===== Excerpted records =====

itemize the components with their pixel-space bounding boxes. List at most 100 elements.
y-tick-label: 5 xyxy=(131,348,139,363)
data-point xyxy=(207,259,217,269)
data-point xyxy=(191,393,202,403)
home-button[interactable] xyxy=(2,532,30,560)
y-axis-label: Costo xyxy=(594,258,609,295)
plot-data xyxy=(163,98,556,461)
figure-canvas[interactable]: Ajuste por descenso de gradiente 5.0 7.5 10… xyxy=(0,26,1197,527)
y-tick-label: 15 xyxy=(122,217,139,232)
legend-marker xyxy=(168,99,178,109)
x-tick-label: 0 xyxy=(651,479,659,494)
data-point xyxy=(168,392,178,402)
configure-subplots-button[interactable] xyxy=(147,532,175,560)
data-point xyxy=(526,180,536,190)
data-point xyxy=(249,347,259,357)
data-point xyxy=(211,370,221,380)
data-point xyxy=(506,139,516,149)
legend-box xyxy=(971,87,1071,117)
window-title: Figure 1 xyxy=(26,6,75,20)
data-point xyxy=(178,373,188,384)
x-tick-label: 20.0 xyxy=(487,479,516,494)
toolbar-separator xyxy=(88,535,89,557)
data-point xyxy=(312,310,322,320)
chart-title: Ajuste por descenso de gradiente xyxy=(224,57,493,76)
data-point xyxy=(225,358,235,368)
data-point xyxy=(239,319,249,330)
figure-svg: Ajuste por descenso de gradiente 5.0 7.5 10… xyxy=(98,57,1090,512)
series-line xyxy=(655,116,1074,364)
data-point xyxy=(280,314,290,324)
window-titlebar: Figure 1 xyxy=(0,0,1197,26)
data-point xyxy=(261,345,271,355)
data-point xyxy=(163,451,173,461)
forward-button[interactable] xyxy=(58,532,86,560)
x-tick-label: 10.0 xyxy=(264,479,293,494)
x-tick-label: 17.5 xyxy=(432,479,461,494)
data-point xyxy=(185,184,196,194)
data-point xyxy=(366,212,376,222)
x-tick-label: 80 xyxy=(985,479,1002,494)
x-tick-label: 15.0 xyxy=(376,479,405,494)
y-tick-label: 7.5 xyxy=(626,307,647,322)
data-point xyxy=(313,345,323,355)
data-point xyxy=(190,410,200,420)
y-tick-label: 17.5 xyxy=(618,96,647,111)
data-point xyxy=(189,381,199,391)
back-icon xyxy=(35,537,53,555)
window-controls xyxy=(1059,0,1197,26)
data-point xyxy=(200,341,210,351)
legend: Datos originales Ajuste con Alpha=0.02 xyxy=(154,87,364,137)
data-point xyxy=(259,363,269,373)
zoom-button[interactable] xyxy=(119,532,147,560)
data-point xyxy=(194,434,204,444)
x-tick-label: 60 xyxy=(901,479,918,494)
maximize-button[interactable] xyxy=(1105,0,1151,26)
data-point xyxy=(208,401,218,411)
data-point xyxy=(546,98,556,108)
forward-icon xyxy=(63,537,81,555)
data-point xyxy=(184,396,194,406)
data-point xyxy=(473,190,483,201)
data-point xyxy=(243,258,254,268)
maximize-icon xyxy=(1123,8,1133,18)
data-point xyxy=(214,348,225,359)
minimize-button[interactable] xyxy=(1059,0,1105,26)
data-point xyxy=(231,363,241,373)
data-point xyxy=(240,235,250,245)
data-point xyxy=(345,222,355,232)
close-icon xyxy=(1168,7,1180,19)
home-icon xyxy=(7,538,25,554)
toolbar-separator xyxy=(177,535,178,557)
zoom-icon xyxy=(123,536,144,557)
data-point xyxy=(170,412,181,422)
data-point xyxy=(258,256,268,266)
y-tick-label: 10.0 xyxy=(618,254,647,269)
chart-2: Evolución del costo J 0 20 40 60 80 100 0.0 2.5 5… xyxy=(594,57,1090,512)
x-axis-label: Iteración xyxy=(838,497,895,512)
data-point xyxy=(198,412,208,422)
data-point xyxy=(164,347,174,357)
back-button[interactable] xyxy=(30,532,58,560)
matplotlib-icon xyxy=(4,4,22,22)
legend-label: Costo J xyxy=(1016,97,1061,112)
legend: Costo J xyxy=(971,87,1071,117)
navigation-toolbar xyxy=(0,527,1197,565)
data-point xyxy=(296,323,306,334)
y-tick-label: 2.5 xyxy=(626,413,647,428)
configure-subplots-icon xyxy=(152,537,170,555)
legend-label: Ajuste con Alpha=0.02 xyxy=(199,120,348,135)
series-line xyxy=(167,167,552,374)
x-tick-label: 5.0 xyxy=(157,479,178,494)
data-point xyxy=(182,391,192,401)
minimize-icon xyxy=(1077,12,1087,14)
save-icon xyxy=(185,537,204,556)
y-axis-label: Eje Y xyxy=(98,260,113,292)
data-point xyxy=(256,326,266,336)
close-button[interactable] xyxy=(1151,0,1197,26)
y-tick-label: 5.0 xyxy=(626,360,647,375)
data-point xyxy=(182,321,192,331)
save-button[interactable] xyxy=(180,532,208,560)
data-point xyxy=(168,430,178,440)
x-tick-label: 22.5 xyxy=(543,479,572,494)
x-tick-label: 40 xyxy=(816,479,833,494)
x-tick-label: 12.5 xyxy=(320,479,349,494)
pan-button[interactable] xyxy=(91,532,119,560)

=====

- _Stated problem_
Output the listing above again line for line, with no changes.

- _Result for this task_
itemize the components with their pixel-space bounding boxes. List at most 100 elements.
y-tick-label: 5 xyxy=(131,348,139,363)
data-point xyxy=(207,259,217,269)
data-point xyxy=(191,393,202,403)
home-button[interactable] xyxy=(2,532,30,560)
y-axis-label: Costo xyxy=(594,258,609,295)
plot-data xyxy=(163,98,556,461)
figure-canvas[interactable]: Ajuste por descenso de gradiente 5.0 7.5 10… xyxy=(0,26,1197,527)
y-tick-label: 15 xyxy=(122,217,139,232)
legend-marker xyxy=(168,99,178,109)
x-tick-label: 0 xyxy=(651,479,659,494)
data-point xyxy=(168,392,178,402)
configure-subplots-button[interactable] xyxy=(147,532,175,560)
data-point xyxy=(526,180,536,190)
data-point xyxy=(249,347,259,357)
data-point xyxy=(211,370,221,380)
data-point xyxy=(506,139,516,149)
legend-box xyxy=(971,87,1071,117)
window-title: Figure 1 xyxy=(26,6,75,20)
data-point xyxy=(178,373,188,384)
x-tick-label: 20.0 xyxy=(487,479,516,494)
toolbar-separator xyxy=(88,535,89,557)
data-point xyxy=(312,310,322,320)
chart-title: Ajuste por descenso de gradiente xyxy=(224,57,493,76)
data-point xyxy=(225,358,235,368)
data-point xyxy=(239,319,249,330)
figure-svg: Ajuste por descenso de gradiente 5.0 7.5 10… xyxy=(98,57,1090,512)
series-line xyxy=(655,116,1074,364)
data-point xyxy=(280,314,290,324)
window-titlebar: Figure 1 xyxy=(0,0,1197,26)
data-point xyxy=(261,345,271,355)
data-point xyxy=(163,451,173,461)
forward-button[interactable] xyxy=(58,532,86,560)
x-tick-label: 10.0 xyxy=(264,479,293,494)
x-tick-label: 17.5 xyxy=(432,479,461,494)
data-point xyxy=(185,184,196,194)
data-point xyxy=(366,212,376,222)
x-tick-label: 80 xyxy=(985,479,1002,494)
x-tick-label: 15.0 xyxy=(376,479,405,494)
y-tick-label: 7.5 xyxy=(626,307,647,322)
data-point xyxy=(313,345,323,355)
data-point xyxy=(190,410,200,420)
y-tick-label: 17.5 xyxy=(618,96,647,111)
data-point xyxy=(189,381,199,391)
back-icon xyxy=(35,537,53,555)
window-controls xyxy=(1059,0,1197,26)
data-point xyxy=(200,341,210,351)
legend: Datos originales Ajuste con Alpha=0.02 xyxy=(154,87,364,137)
data-point xyxy=(259,363,269,373)
zoom-button[interactable] xyxy=(119,532,147,560)
data-point xyxy=(194,434,204,444)
x-tick-label: 60 xyxy=(901,479,918,494)
maximize-button[interactable] xyxy=(1105,0,1151,26)
data-point xyxy=(208,401,218,411)
data-point xyxy=(546,98,556,108)
forward-icon xyxy=(63,537,81,555)
data-point xyxy=(184,396,194,406)
data-point xyxy=(473,190,483,201)
data-point xyxy=(243,258,254,268)
maximize-icon xyxy=(1123,8,1133,18)
data-point xyxy=(214,348,225,359)
minimize-button[interactable] xyxy=(1059,0,1105,26)
data-point xyxy=(231,363,241,373)
data-point xyxy=(240,235,250,245)
data-point xyxy=(345,222,355,232)
close-icon xyxy=(1168,7,1180,19)
home-icon xyxy=(7,538,25,554)
toolbar-separator xyxy=(177,535,178,557)
zoom-icon xyxy=(123,536,144,557)
data-point xyxy=(170,412,181,422)
data-point xyxy=(258,256,268,266)
y-tick-label: 10.0 xyxy=(618,254,647,269)
chart-2: Evolución del costo J 0 20 40 60 80 100 0.0 2.5 5… xyxy=(594,57,1090,512)
x-axis-label: Iteración xyxy=(838,497,895,512)
data-point xyxy=(198,412,208,422)
data-point xyxy=(164,347,174,357)
back-button[interactable] xyxy=(30,532,58,560)
matplotlib-icon xyxy=(4,4,22,22)
legend-label: Costo J xyxy=(1016,97,1061,112)
legend: Costo J xyxy=(971,87,1071,117)
navigation-toolbar xyxy=(0,527,1197,565)
data-point xyxy=(296,323,306,334)
y-tick-label: 2.5 xyxy=(626,413,647,428)
configure-subplots-icon xyxy=(152,537,170,555)
legend-label: Ajuste con Alpha=0.02 xyxy=(199,120,348,135)
series-line xyxy=(167,167,552,374)
x-tick-label: 5.0 xyxy=(157,479,178,494)
data-point xyxy=(182,391,192,401)
minimize-icon xyxy=(1077,12,1087,14)
save-icon xyxy=(185,537,204,556)
y-axis-label: Eje Y xyxy=(98,260,113,292)
data-point xyxy=(256,326,266,336)
close-button[interactable] xyxy=(1151,0,1197,26)
y-tick-label: 5.0 xyxy=(626,360,647,375)
data-point xyxy=(182,321,192,331)
save-button[interactable] xyxy=(180,532,208,560)
data-point xyxy=(168,430,178,440)
x-tick-label: 22.5 xyxy=(543,479,572,494)
x-tick-label: 40 xyxy=(816,479,833,494)
x-tick-label: 12.5 xyxy=(320,479,349,494)
pan-button[interactable] xyxy=(91,532,119,560)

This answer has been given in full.